Rewrite the rows below, replacing "magnifier-icon" with "search-icon" and leaving everything else unchanged. Omit the pictures from your answer.

[Layout coordinate data]
▼
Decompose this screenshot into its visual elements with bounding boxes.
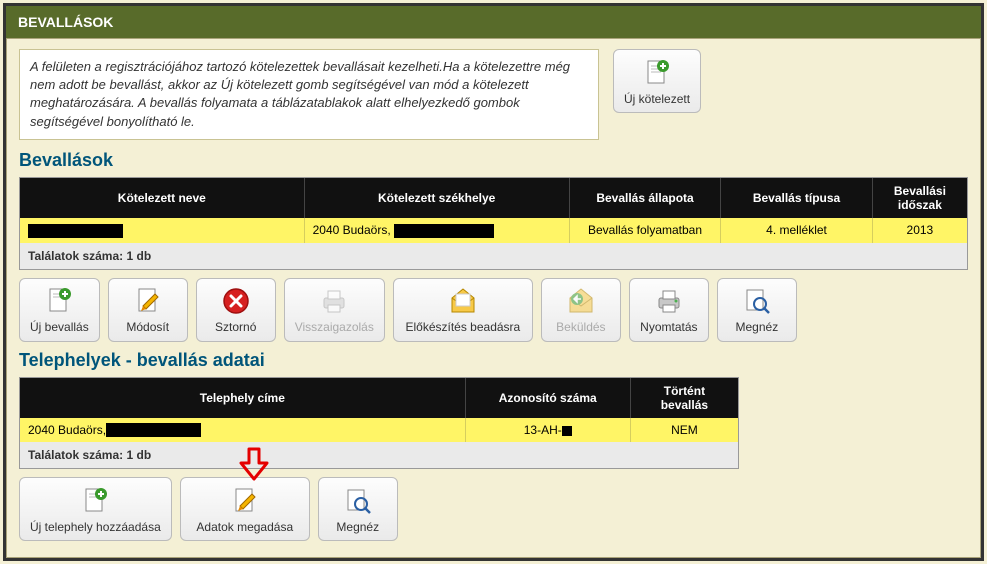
mail-open-icon (447, 285, 479, 317)
results-count: Találatok száma: 1 db (20, 243, 967, 269)
cell-site-address: 2040 Budaörs, (20, 418, 465, 443)
table-row[interactable]: 2040 Budaörs, 13-AH- NEM (20, 418, 738, 443)
col-type: Bevallás típusa (721, 178, 873, 218)
magnifier-icon (741, 285, 773, 317)
cell-address: 2040 Budaörs, (304, 218, 569, 243)
cell-type: 4. melléklet (721, 218, 873, 243)
section-bevallasok-title: Bevallások (19, 150, 968, 171)
cell-done: NEM (630, 418, 738, 443)
cell-id: 13-AH- (465, 418, 630, 443)
col-status: Bevallás állapota (569, 178, 721, 218)
col-name: Kötelezett neve (20, 178, 304, 218)
print-button[interactable]: Nyomtatás (629, 278, 709, 342)
cell-period: 2013 (872, 218, 967, 243)
new-obligor-label: Új kötelezett (624, 92, 690, 106)
pencil-icon (132, 285, 164, 317)
telephelyek-table: Telephely címe Azonosító száma Történt b… (20, 378, 738, 469)
mail-send-icon (565, 285, 597, 317)
col-id: Azonosító száma (465, 378, 630, 418)
new-declaration-button[interactable]: Új bevallás (19, 278, 100, 342)
magnifier-icon (342, 485, 374, 517)
prepare-submit-button[interactable]: Előkészítés beadásra (393, 278, 533, 342)
col-done: Történt bevallás (630, 378, 738, 418)
printer-icon (653, 285, 685, 317)
bevallasok-table: Kötelezett neve Kötelezett székhelye Bev… (20, 178, 967, 269)
col-period: Bevallási időszak (872, 178, 967, 218)
storno-button[interactable]: Sztornó (196, 278, 276, 342)
pencil-icon (229, 485, 261, 517)
view-button-2[interactable]: Megnéz (318, 477, 398, 541)
col-address: Kötelezett székhelye (304, 178, 569, 218)
cancel-icon (220, 285, 252, 317)
document-add-icon (641, 57, 673, 89)
printer-icon (318, 285, 350, 317)
results-count-2: Találatok száma: 1 db (20, 442, 738, 468)
cell-name (20, 218, 304, 243)
view-button[interactable]: Megnéz (717, 278, 797, 342)
document-add-icon (79, 485, 111, 517)
red-arrow-annotation (234, 445, 274, 485)
intro-text: A felületen a regisztrációjához tartozó … (19, 49, 599, 140)
add-site-button[interactable]: Új telephely hozzáadása (19, 477, 172, 541)
confirmation-button: Visszaigazolás (284, 278, 385, 342)
page-title: BEVALLÁSOK (6, 6, 981, 38)
col-site-address: Telephely címe (20, 378, 465, 418)
table-row[interactable]: 2040 Budaörs, Bevallás folyamatban 4. me… (20, 218, 967, 243)
cell-status: Bevallás folyamatban (569, 218, 721, 243)
new-obligor-button[interactable]: Új kötelezett (613, 49, 701, 113)
modify-button[interactable]: Módosít (108, 278, 188, 342)
submit-button: Beküldés (541, 278, 621, 342)
section-telephelyek-title: Telephelyek - bevallás adatai (19, 350, 968, 371)
enter-data-button[interactable]: Adatok megadása (180, 477, 310, 541)
document-add-icon (43, 285, 75, 317)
▲
> FINAL RESULT
Decompose this screenshot into its visual elements with bounding boxes.
mail-open-icon (447, 285, 479, 317)
results-count: Találatok száma: 1 db (20, 243, 967, 269)
cell-site-address: 2040 Budaörs, (20, 418, 465, 443)
table-row[interactable]: 2040 Budaörs, 13-AH- NEM (20, 418, 738, 443)
col-type: Bevallás típusa (721, 178, 873, 218)
search-icon (741, 285, 773, 317)
cell-address: 2040 Budaörs, (304, 218, 569, 243)
cell-type: 4. melléklet (721, 218, 873, 243)
section-bevallasok-title: Bevallások (19, 150, 968, 171)
cell-done: NEM (630, 418, 738, 443)
cell-id: 13-AH- (465, 418, 630, 443)
col-status: Bevallás állapota (569, 178, 721, 218)
col-name: Kötelezett neve (20, 178, 304, 218)
print-button[interactable]: Nyomtatás (629, 278, 709, 342)
cell-period: 2013 (872, 218, 967, 243)
new-obligor-label: Új kötelezett (624, 92, 690, 106)
pencil-icon (132, 285, 164, 317)
telephelyek-table: Telephely címe Azonosító száma Történt b… (20, 378, 738, 469)
mail-send-icon (565, 285, 597, 317)
col-id: Azonosító száma (465, 378, 630, 418)
new-declaration-button[interactable]: Új bevallás (19, 278, 100, 342)
search-icon (342, 485, 374, 517)
prepare-submit-button[interactable]: Előkészítés beadásra (393, 278, 533, 342)
col-done: Történt bevallás (630, 378, 738, 418)
printer-icon (653, 285, 685, 317)
bevallasok-table: Kötelezett neve Kötelezett székhelye Bev… (20, 178, 967, 269)
col-period: Bevallási időszak (872, 178, 967, 218)
storno-button[interactable]: Sztornó (196, 278, 276, 342)
pencil-icon (229, 485, 261, 517)
view-button-2[interactable]: Megnéz (318, 477, 398, 541)
col-address: Kötelezett székhelye (304, 178, 569, 218)
cancel-icon (220, 285, 252, 317)
document-add-icon (641, 57, 673, 89)
printer-icon (318, 285, 350, 317)
results-count-2: Találatok száma: 1 db (20, 442, 738, 468)
cell-name (20, 218, 304, 243)
view-button[interactable]: Megnéz (717, 278, 797, 342)
document-add-icon (79, 485, 111, 517)
red-arrow-annotation (234, 445, 274, 485)
intro-text: A felületen a regisztrációjához tartozó … (19, 49, 599, 140)
add-site-button[interactable]: Új telephely hozzáadása (19, 477, 172, 541)
confirmation-button: Visszaigazolás (284, 278, 385, 342)
page-title: BEVALLÁSOK (6, 6, 981, 38)
col-site-address: Telephely címe (20, 378, 465, 418)
table-row[interactable]: 2040 Budaörs, Bevallás folyamatban 4. me… (20, 218, 967, 243)
cell-status: Bevallás folyamatban (569, 218, 721, 243)
new-obligor-button[interactable]: Új kötelezett (613, 49, 701, 113)
modify-button[interactable]: Módosít (108, 278, 188, 342)
submit-button: Beküldés (541, 278, 621, 342)
section-telephelyek-title: Telephelyek - bevallás adatai (19, 350, 968, 371)
enter-data-button[interactable]: Adatok megadása (180, 477, 310, 541)
document-add-icon (43, 285, 75, 317)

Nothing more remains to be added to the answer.